_Written task_
Render the listing lines as a Markdown table with columns "Row" and "Line", starting at the line with "directions-who-adults [224, 397, 385, 444]" and ending at the line with "address-line-2: Macquarie Park", both ends included. Omit blank lines.

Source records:
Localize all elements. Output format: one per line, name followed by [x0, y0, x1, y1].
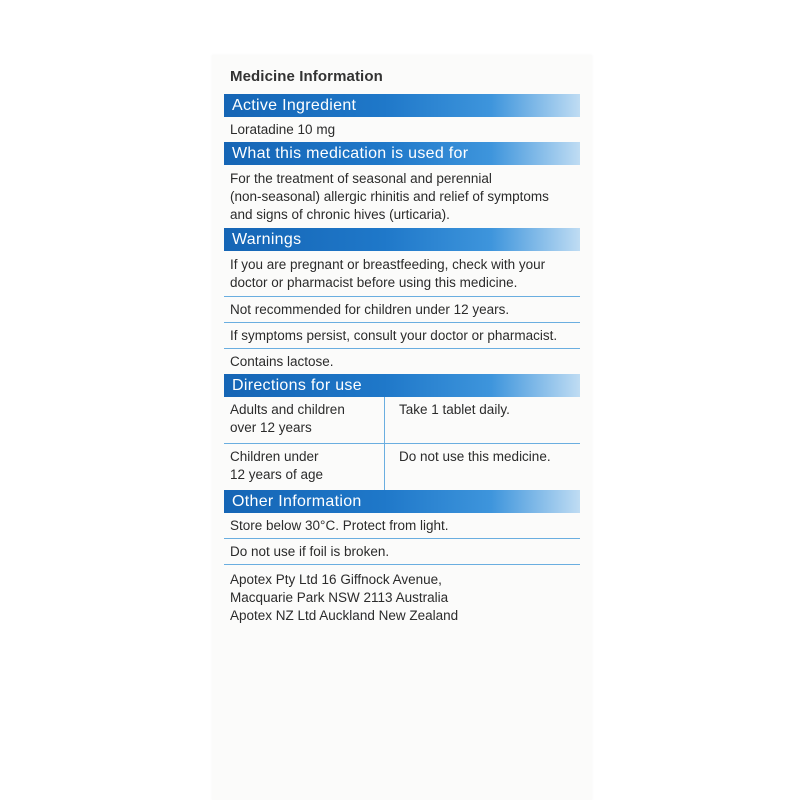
directions-who-adults [224, 397, 385, 444]
directions-dose-adults: Take 1 tablet daily. [385, 397, 581, 444]
uses-line-3: and signs of chronic hives (urticaria). [230, 207, 450, 222]
section-header-warnings: Warnings [224, 228, 580, 251]
address-line-2: Macquarie Park NSW 2113 Australia [230, 590, 449, 605]
medicine-information-panel [224, 60, 580, 625]
warning-pregnancy-line-2: doctor or pharmacist before using this medicine. [230, 275, 518, 290]
uses-line-1: For the treatment of seasonal and perennial [230, 171, 492, 186]
warning-pregnancy [224, 251, 580, 297]
directions-who-children-line-2: 12 years of age [230, 467, 324, 482]
section-header-active-ingredient: Active Ingredient [224, 94, 580, 117]
directions-who-adults-line-1: Adults and children [230, 402, 345, 417]
other-storage: Store below 30°C. Protect from light. [224, 513, 580, 539]
directions-dose-children: Do not use this medicine. [399, 449, 551, 464]
directions-who-children [224, 444, 385, 491]
warning-lactose: Contains lactose. [230, 354, 334, 369]
uses-text [224, 165, 580, 228]
section-header-other-information: Other Information [224, 490, 580, 513]
directions-table [224, 397, 580, 490]
warning-children: Not recommended for children under 12 years. [224, 297, 580, 323]
directions-who-adults-line-2: over 12 years [230, 420, 312, 435]
uses-line-2: (non-seasonal) allergic rhinitis and relief of symptoms [230, 189, 549, 204]
address-line-3: Apotex NZ Ltd Auckland New Zealand [230, 608, 459, 623]
other-foil: Do not use if foil is broken. [224, 539, 580, 565]
panel-title: Medicine Information [230, 68, 383, 85]
section-header-uses: What this medication is used for [224, 142, 580, 165]
warning-pregnancy-line-1: If you are pregnant or breastfeeding, check with your [230, 257, 546, 272]
warning-symptoms: If symptoms persist, consult your doctor or pharmacist. [224, 323, 580, 349]
section-header-directions: Directions for use [224, 374, 580, 397]
table-row [224, 444, 580, 491]
address-line-1: Apotex Pty Ltd 16 Giffnock Avenue, [230, 572, 442, 587]
table-row [224, 397, 580, 444]
manufacturer-address [224, 565, 580, 625]
directions-who-children-line-1: Children under [230, 449, 319, 464]
active-ingredient-text: Loratadine 10 mg [230, 122, 336, 137]
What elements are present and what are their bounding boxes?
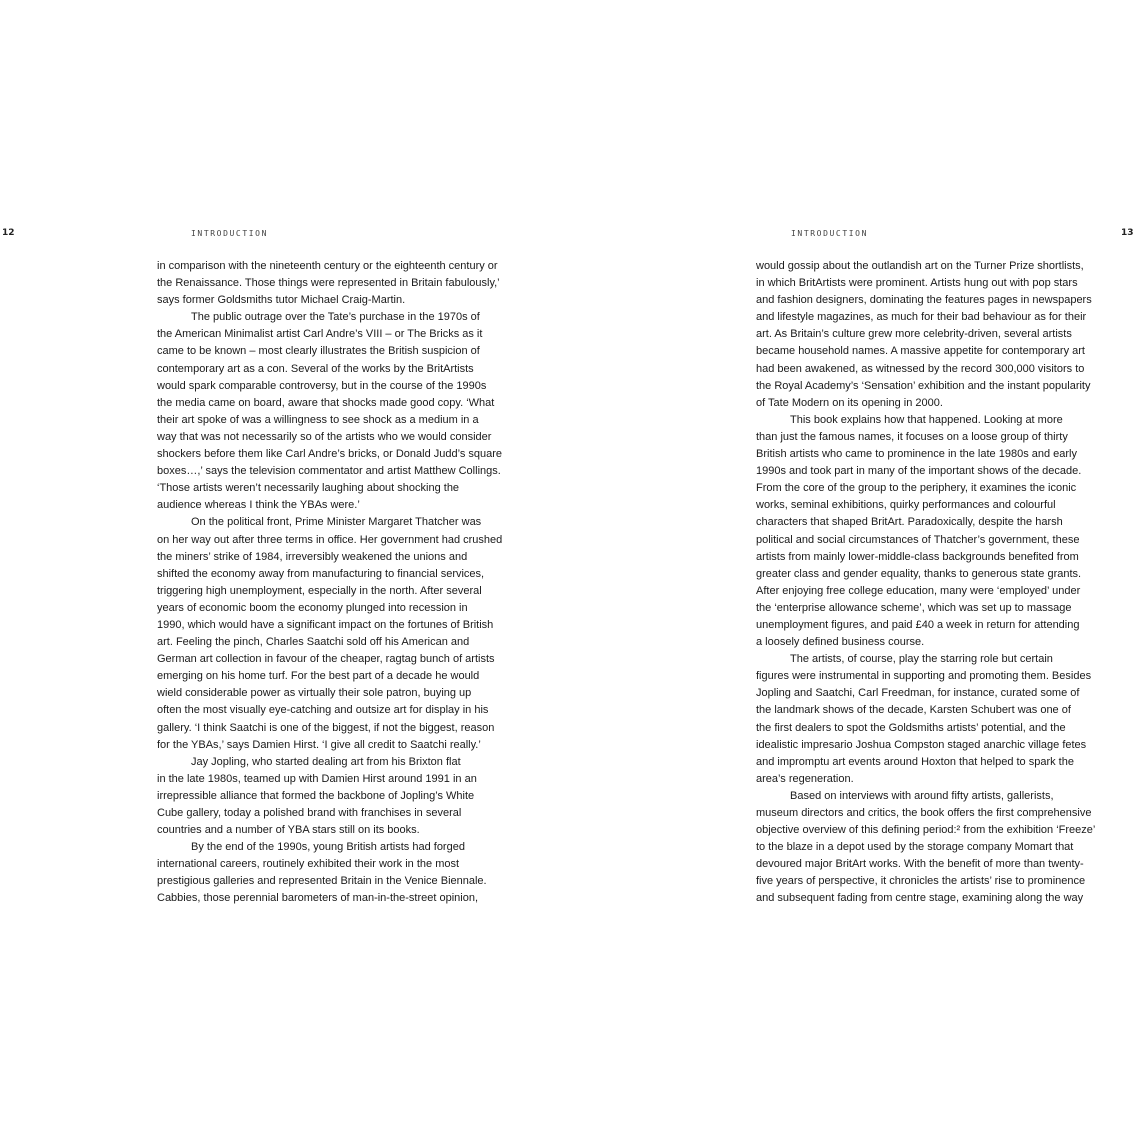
text-line: in comparison with the nineteenth century or the eighteenth century or xyxy=(157,260,498,272)
text-line: art. As Britain’s culture grew more celebrity-driven, several artists xyxy=(756,328,1072,341)
text-line: 1990s and took part in many of the important shows of the decade. xyxy=(756,465,1082,478)
text-line: the American Minimalist artist Carl Andre’s VIII – or The Bricks as it xyxy=(157,328,483,341)
text-line: had been awakened, as witnessed by the record 300,000 visitors to xyxy=(756,362,1085,375)
left-page-text xyxy=(157,258,507,908)
text-line: After enjoying free college education, many were ‘employed’ under xyxy=(756,584,1081,597)
text-line: the landmark shows of the decade, Karsten Schubert was one of xyxy=(756,704,1071,717)
text-line: the media came on board, aware that shocks made good copy. ‘What xyxy=(157,396,495,409)
text-line: international careers, routinely exhibited their work in the most xyxy=(157,858,460,871)
text-line: often the most visually eye-catching and outsize art for display in his xyxy=(157,704,489,717)
text-line: emerging on his home turf. For the best part of a decade he would xyxy=(157,670,480,683)
text-line: the miners’ strike of 1984, irreversibly weakened the unions and xyxy=(157,550,468,563)
text-line: British artists who came to prominence in the late 1980s and early xyxy=(756,448,1077,461)
text-line: Jay Jopling, who started dealing art from his Brixton flat xyxy=(191,755,461,768)
running-head-left: INTRODUCTION xyxy=(191,229,268,238)
text-line: and impromptu art events around Hoxton that helped to spark the xyxy=(756,755,1074,768)
text-line: The public outrage over the Tate’s purchase in the 1970s of xyxy=(191,311,480,324)
running-head-right: INTRODUCTION xyxy=(791,229,868,238)
text-line: From the core of the group to the periphery, it examines the iconic xyxy=(756,482,1077,495)
text-line: five years of perspective, it chronicles the artists’ rise to prominence xyxy=(756,875,1086,888)
text-line: Based on interviews with around fifty artists, gallerists, xyxy=(790,789,1054,802)
text-line: a loosely defined business course. xyxy=(756,636,925,649)
text-line: in the late 1980s, teamed up with Damien Hirst around 1991 in an xyxy=(157,772,477,785)
text-line: and lifestyle magazines, as much for their bad behaviour as for their xyxy=(756,311,1087,324)
text-line: 1990, which would have a significant impact on the fortunes of British xyxy=(157,618,494,631)
text-line: the Renaissance. Those things were represented in Britain fabulously,’ xyxy=(157,277,500,290)
text-line: to the blaze in a depot used by the storage company Momart that xyxy=(756,841,1074,854)
text-line: devoured major BritArt works. With the benefit of more than twenty- xyxy=(756,858,1084,871)
text-line: objective overview of this defining period:² from the exhibition ‘Freeze’ xyxy=(756,824,1096,837)
text-line: shockers before them like Carl Andre’s bricks, or Donald Judd’s square xyxy=(157,448,503,461)
text-line: years of economic boom the economy plunged into recession in xyxy=(157,601,468,614)
text-line: unemployment figures, and paid £40 a week in return for attending xyxy=(756,618,1080,631)
text-line: German art collection in favour of the cheaper, ragtag bunch of artists xyxy=(157,653,495,666)
text-line: The artists, of course, play the starring role but certain xyxy=(790,653,1053,666)
text-line: Jopling and Saatchi, Carl Freedman, for instance, curated some of xyxy=(756,687,1080,700)
text-line: art. Feeling the pinch, Charles Saatchi sold off his American and xyxy=(157,636,470,649)
text-line: their art spoke of was a willingness to see shock as a medium in a xyxy=(157,413,479,426)
text-line: than just the famous names, it focuses on a loose group of thirty xyxy=(756,430,1068,443)
text-line: characters that shaped BritArt. Paradoxically, despite the harsh xyxy=(756,516,1063,529)
text-line: says former Goldsmiths tutor Michael Craig-Martin. xyxy=(157,294,406,307)
text-line: This book explains how that happened. Looking at more xyxy=(790,413,1063,426)
text-line: the first dealers to spot the Goldsmiths artists’ potential, and the xyxy=(756,721,1066,734)
page-number-right: 13 xyxy=(1121,228,1134,238)
text-line: museum directors and critics, the book offers the first comprehensive xyxy=(756,807,1092,819)
text-line: By the end of the 1990s, young British artists had forged xyxy=(191,841,465,854)
text-line: idealistic impresario Joshua Compston staged anarchic village fetes xyxy=(756,738,1087,751)
text-line: greater class and gender equality, thanks to generous state grants. xyxy=(756,567,1082,580)
text-line: artists from mainly lower-middle-class backgrounds benefited from xyxy=(756,550,1079,563)
text-line: triggering high unemployment, especially in the north. After several xyxy=(157,584,482,597)
text-line: Cabbies, those perennial barometers of man-in-the-street opinion, xyxy=(157,892,479,905)
text-line: and subsequent fading from centre stage, examining along the way xyxy=(756,892,1084,905)
text-line: became household names. A massive appetite for contemporary art xyxy=(756,345,1085,358)
text-line: ‘Those artists weren’t necessarily laughing about shocking the xyxy=(157,482,460,495)
text-line: would spark comparable controversy, but in the course of the 1990s xyxy=(157,379,487,392)
text-line: political and social circumstances of Thatcher’s government, these xyxy=(756,533,1080,546)
text-line: shifted the economy away from manufacturing to financial services, xyxy=(157,567,485,580)
text-line: came to be known – most clearly illustrates the British suspicion of xyxy=(157,345,480,358)
text-line: contemporary art as a con. Several of the works by the BritArtists xyxy=(157,362,474,375)
text-line: On the political front, Prime Minister Margaret Thatcher was xyxy=(191,516,482,529)
text-line: the Royal Academy’s ‘Sensation’ exhibition and the instant popularity xyxy=(756,379,1091,392)
text-line: irrepressible alliance that formed the backbone of Jopling’s White xyxy=(157,789,475,802)
text-line: audience whereas I think the YBAs were.’ xyxy=(157,499,360,512)
page-number-left: 12 xyxy=(2,228,15,238)
text-line: prestigious galleries and represented Britain in the Venice Biennale. xyxy=(157,875,487,888)
text-line: gallery. ‘I think Saatchi is one of the biggest, if not the biggest, reason xyxy=(157,721,495,734)
text-line: in which BritArtists were prominent. Artists hung out with pop stars xyxy=(756,277,1078,290)
text-line: area’s regeneration. xyxy=(756,772,854,785)
text-line: and fashion designers, dominating the features pages in newspapers xyxy=(756,294,1092,307)
text-line: on her way out after three terms in office. Her government had crushed xyxy=(157,533,503,546)
text-line: of Tate Modern on its opening in 2000. xyxy=(756,396,943,409)
text-line: way that was not necessarily so of the artists who we would consider xyxy=(157,430,492,443)
text-line: countries and a number of YBA stars still on its books. xyxy=(157,824,420,837)
text-line: Cube gallery, today a polished brand with franchises in several xyxy=(157,807,462,819)
text-line: boxes…,’ says the television commentator and artist Matthew Collings. xyxy=(157,465,501,478)
right-page-text xyxy=(756,258,1106,908)
text-line: the ‘enterprise allowance scheme’, which was set up to massage xyxy=(756,601,1072,614)
text-line: for the YBAs,’ says Damien Hirst. ‘I give all credit to Saatchi really.’ xyxy=(157,738,481,751)
text-line: works, seminal exhibitions, quirky performances and colourful xyxy=(756,499,1056,512)
text-line: wield considerable power as virtually their sole patron, buying up xyxy=(157,687,472,700)
text-line: figures were instrumental in supporting and promoting them. Besides xyxy=(756,670,1092,683)
text-line: would gossip about the outlandish art on the Turner Prize shortlists, xyxy=(756,260,1084,272)
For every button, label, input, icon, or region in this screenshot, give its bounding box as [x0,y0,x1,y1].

_Written reply_
| Row | Line |
|---|---|
| 1 | directions-who-adults [224, 397, 385, 444] |
| 2 | directions-dose-adults: Take 1 tablet daily. [385, 397, 581, 444] |
| 3 | uses-line-3: and signs of chronic hives (urticaria). [230, 207, 450, 222] |
| 4 | section-header-warnings: Warnings [224, 228, 580, 251] |
| 5 | address-line-2: Macquarie Park NSW 2113 Australia [230, 590, 449, 605] |